#### [EXTRACT]
====================
Improvement of the integration density of a semiconductor device has been achieved mainly by developing finer patterning of transistors therein. However, in a typical transistor of a planar type, the development of finer patterning inevitably reduces the gate length. This reduction of the gate length increases the sub-threshold current of the transistor due to a short channel effect. For prevention of the short channel effect, it is necessary to employ a countermeasure as by increasing the impurity concentration of the channel region of the transistor.
However, a higher impurity concentration of the channel region incurs the problem of increase of a junction leakage current. Although the junction leakage current scarcely causes a significant problem in a transistor used in a logic circuit, the junction leakage current incurs a serious problem in a transistor of a DRAM memory cell, considerably degrading the refresh characteristic thereof. Thus, as a method of preventing the short channel effect, it is not appropriate to increase the impurity concentration of the channel region, especially in a cell transistor of the DRAM device.
Techniques for preventing the short channel effect without increasing the impurity concentration of the channel region include one that forms a transistor in a three-dimensional structure, i.e. not in a two-dimensional structure, unlike the planar transistor.
A fin-type transistor (fin transistor) is known as one of the three-dimensional transistors. The fin transistor includes a semiconductor active area having a shape of fin extending perpendicularly to the surface of the semiconductor substrate on which the transistor is formed. The top and side surfaces of the fin are covered by the gate electrode of the transistor, whereby the effective channel width of the transistor is increased to secure a sufficient ON current therein. In addition, the configuration wherein the gate electrode covers the top and side surfaces of the fin provides a superior controllability by the gate electrode, which effectively suppresses occurrence of the short channel effect. Further, it is possible to reduce the channel width as viewed perpendicular to the substrate surface, while securing a sufficient ON current, without occurring of an insufficient depletion of the channel region during the OFF state thereof. This provides improvement in the sub-threshold current characteristic as well as reduction of the off-leakage current.
====================
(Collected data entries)
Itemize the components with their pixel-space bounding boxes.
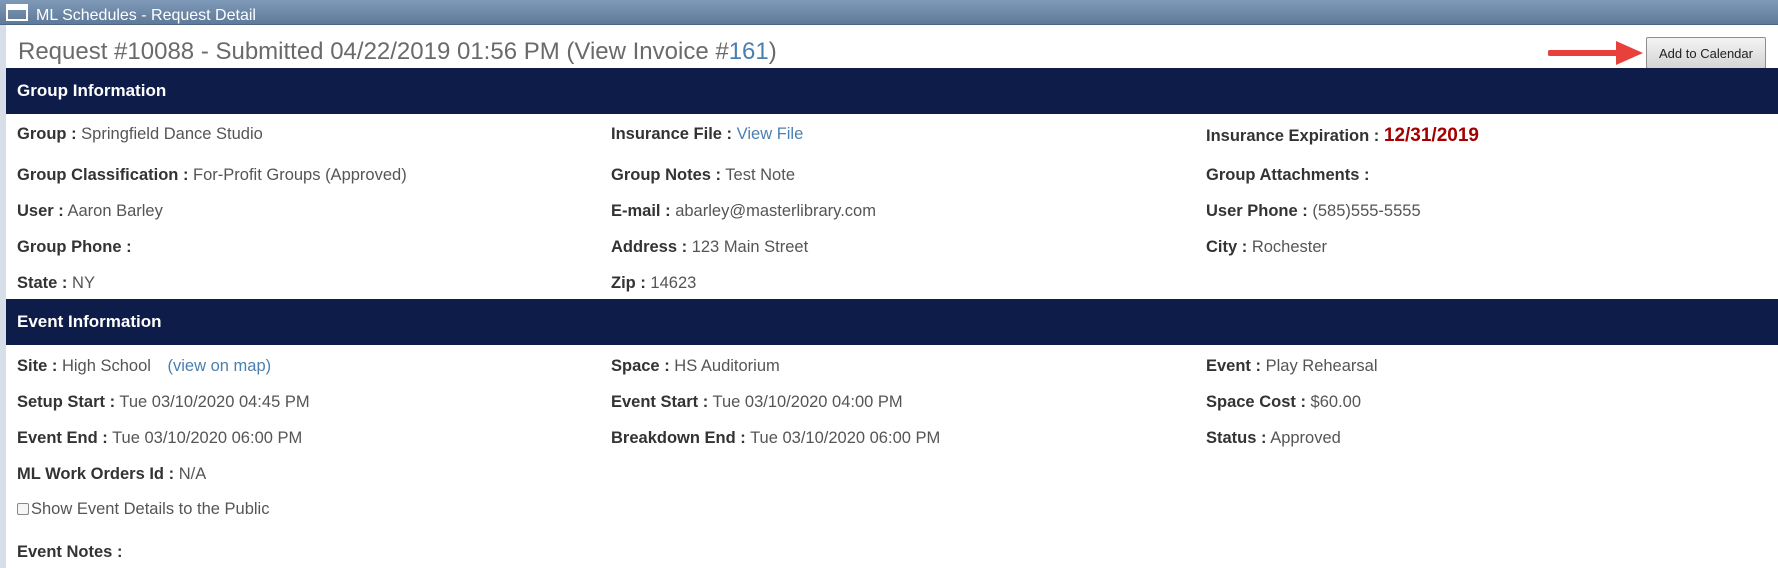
add-to-calendar-button[interactable]: Add to Calendar — [1646, 37, 1766, 69]
status-label: Status : — [1206, 429, 1267, 447]
state-label: State : — [17, 274, 68, 292]
site-label: Site : — [17, 357, 58, 375]
group-notes-field: Group Notes : Test Note — [611, 165, 795, 185]
event-information-header: Event Information — [6, 299, 1778, 345]
user-value: Aaron Barley — [67, 202, 163, 220]
invoice-link[interactable]: 161 — [729, 38, 769, 65]
show-public-checkbox[interactable] — [17, 503, 29, 515]
event-value: Play Rehearsal — [1265, 357, 1378, 375]
group-classification-field: Group Classification : For-Profit Groups… — [17, 165, 407, 185]
address-field: Address : 123 Main Street — [611, 237, 808, 257]
space-cost-field: Space Cost : $60.00 — [1206, 392, 1361, 412]
state-value: NY — [72, 274, 95, 292]
event-start-label: Event Start : — [611, 393, 709, 411]
breakdown-end-field: Breakdown End : Tue 03/10/2020 06:00 PM — [611, 428, 940, 448]
space-field: Space : HS Auditorium — [611, 356, 780, 376]
user-label: User : — [17, 202, 64, 220]
user-phone-field: User Phone : (585)555-5555 — [1206, 201, 1421, 221]
user-phone-value: (585)555-5555 — [1312, 202, 1421, 220]
group-attachments-label: Group Attachments : — [1206, 166, 1370, 184]
group-classification-label: Group Classification : — [17, 166, 189, 184]
status-value: Approved — [1270, 429, 1341, 447]
event-notes-field: Event Notes : — [17, 542, 122, 562]
group-attachments-field: Group Attachments : — [1206, 165, 1369, 185]
event-notes-label: Event Notes : — [17, 543, 123, 561]
breakdown-end-value: Tue 03/10/2020 06:00 PM — [750, 429, 941, 447]
event-end-label: Event End : — [17, 429, 108, 447]
user-phone-label: User Phone : — [1206, 202, 1308, 220]
insurance-file-field: Insurance File : View File — [611, 124, 803, 144]
group-value: Springfield Dance Studio — [81, 125, 263, 143]
city-value: Rochester — [1251, 238, 1328, 256]
event-field: Event : Play Rehearsal — [1206, 356, 1378, 376]
event-end-field: Event End : Tue 03/10/2020 06:00 PM — [17, 428, 302, 448]
group-notes-label: Group Notes : — [611, 166, 721, 184]
event-start-field: Event Start : Tue 03/10/2020 04:00 PM — [611, 392, 903, 412]
group-phone-label: Group Phone : — [17, 238, 132, 256]
city-field: City : Rochester — [1206, 237, 1327, 257]
insurance-expiration-value: 12/31/2019 — [1383, 125, 1479, 146]
zip-value: 14623 — [650, 274, 697, 292]
show-public-label[interactable]: Show Event Details to the Public — [31, 500, 269, 518]
email-value: abarley@masterlibrary.com — [675, 202, 876, 220]
setup-start-value: Tue 03/10/2020 04:45 PM — [119, 393, 310, 411]
view-file-link[interactable]: View File — [737, 125, 804, 143]
window-icon — [6, 4, 28, 21]
show-public-option[interactable]: Show Event Details to the Public — [17, 500, 269, 519]
email-label: E-mail : — [611, 202, 671, 220]
work-orders-label: ML Work Orders Id : — [17, 465, 175, 483]
window-titlebar: ML Schedules - Request Detail — [0, 0, 1778, 25]
insurance-expiration-label: Insurance Expiration : — [1206, 127, 1380, 145]
group-label: Group : — [17, 125, 77, 143]
space-cost-value: $60.00 — [1310, 393, 1362, 411]
view-on-map-link[interactable]: (view on map) — [168, 357, 272, 375]
window-title: ML Schedules - Request Detail — [36, 7, 256, 24]
address-value: 123 Main Street — [691, 238, 809, 256]
user-field: User : Aaron Barley — [17, 201, 163, 221]
event-label: Event : — [1206, 357, 1262, 375]
city-label: City : — [1206, 238, 1248, 256]
breakdown-end-label: Breakdown End : — [611, 429, 746, 447]
zip-field: Zip : 14623 — [611, 273, 696, 293]
group-phone-field: Group Phone : — [17, 237, 132, 257]
work-orders-field: ML Work Orders Id : N/A — [17, 464, 206, 484]
space-label: Space : — [611, 357, 670, 375]
setup-start-field: Setup Start : Tue 03/10/2020 04:45 PM — [17, 392, 310, 412]
event-end-value: Tue 03/10/2020 06:00 PM — [112, 429, 303, 447]
state-field: State : NY — [17, 273, 95, 293]
zip-label: Zip : — [611, 274, 646, 292]
space-value: HS Auditorium — [674, 357, 780, 375]
address-label: Address : — [611, 238, 688, 256]
setup-start-label: Setup Start : — [17, 393, 116, 411]
request-title-text: Request #10088 - Submitted 04/22/2019 01… — [18, 38, 729, 65]
group-notes-value: Test Note — [725, 166, 795, 184]
work-orders-value: N/A — [178, 465, 207, 483]
group-classification-value: For-Profit Groups (Approved) — [193, 166, 407, 184]
arrow-icon — [1548, 41, 1643, 65]
request-title-suffix: ) — [768, 38, 777, 65]
event-start-value: Tue 03/10/2020 04:00 PM — [712, 393, 903, 411]
email-field: E-mail : abarley@masterlibrary.com — [611, 201, 876, 221]
site-value: High School — [61, 357, 151, 375]
insurance-file-label: Insurance File : — [611, 125, 733, 143]
site-field: Site : High School (view on map) — [17, 356, 271, 376]
group-field: Group : Springfield Dance Studio — [17, 124, 263, 144]
group-information-header: Group Information — [6, 68, 1778, 114]
page-title: Request #10088 - Submitted 04/22/2019 01… — [18, 36, 777, 68]
space-cost-label: Space Cost : — [1206, 393, 1306, 411]
status-field: Status : Approved — [1206, 428, 1341, 448]
insurance-expiration-field: Insurance Expiration : 12/31/2019 — [1206, 126, 1479, 146]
====================
#### [OBJECTIVES]
A – Give the part of the text on transistor scaling from "Improvement of the" up to and including "of the transistor." again, edited so that "gate length" is replaced with "channel length".
B – Copy word for word the entries from the line with "add-to-calendar-button[interactable]: Add to" up to and including the line with "show-public-checkbox[interactable] — [17, 503, 29, 515]".
The text and the entries are unrelated to each other.

#### [WORKED ANSWERS]
A –
Improvement of the integration density of a semiconductor device has been achieved mainly by developing finer patterning of transistors therein. However, in a typical transistor of a planar type, the development of finer patterning inevitably reduces the channel length. This reduction of the channel length increases the sub-threshold current of the transistor due to a short channel effect. For prevention of the short channel effect, it is necessary to employ a countermeasure as by increasing the impurity concentration of the channel region of the transistor.

B –
add-to-calendar-button[interactable]: Add to Calendar — [1646, 37, 1766, 69]
status-label: Status : — [1206, 429, 1267, 447]
state-label: State : — [17, 274, 68, 292]
site-label: Site : — [17, 357, 58, 375]
group-notes-field: Group Notes : Test Note — [611, 165, 795, 185]
event-information-header: Event Information — [6, 299, 1778, 345]
user-value: Aaron Barley — [67, 202, 163, 220]
invoice-link[interactable]: 161 — [729, 38, 769, 65]
show-public-checkbox[interactable] — [17, 503, 29, 515]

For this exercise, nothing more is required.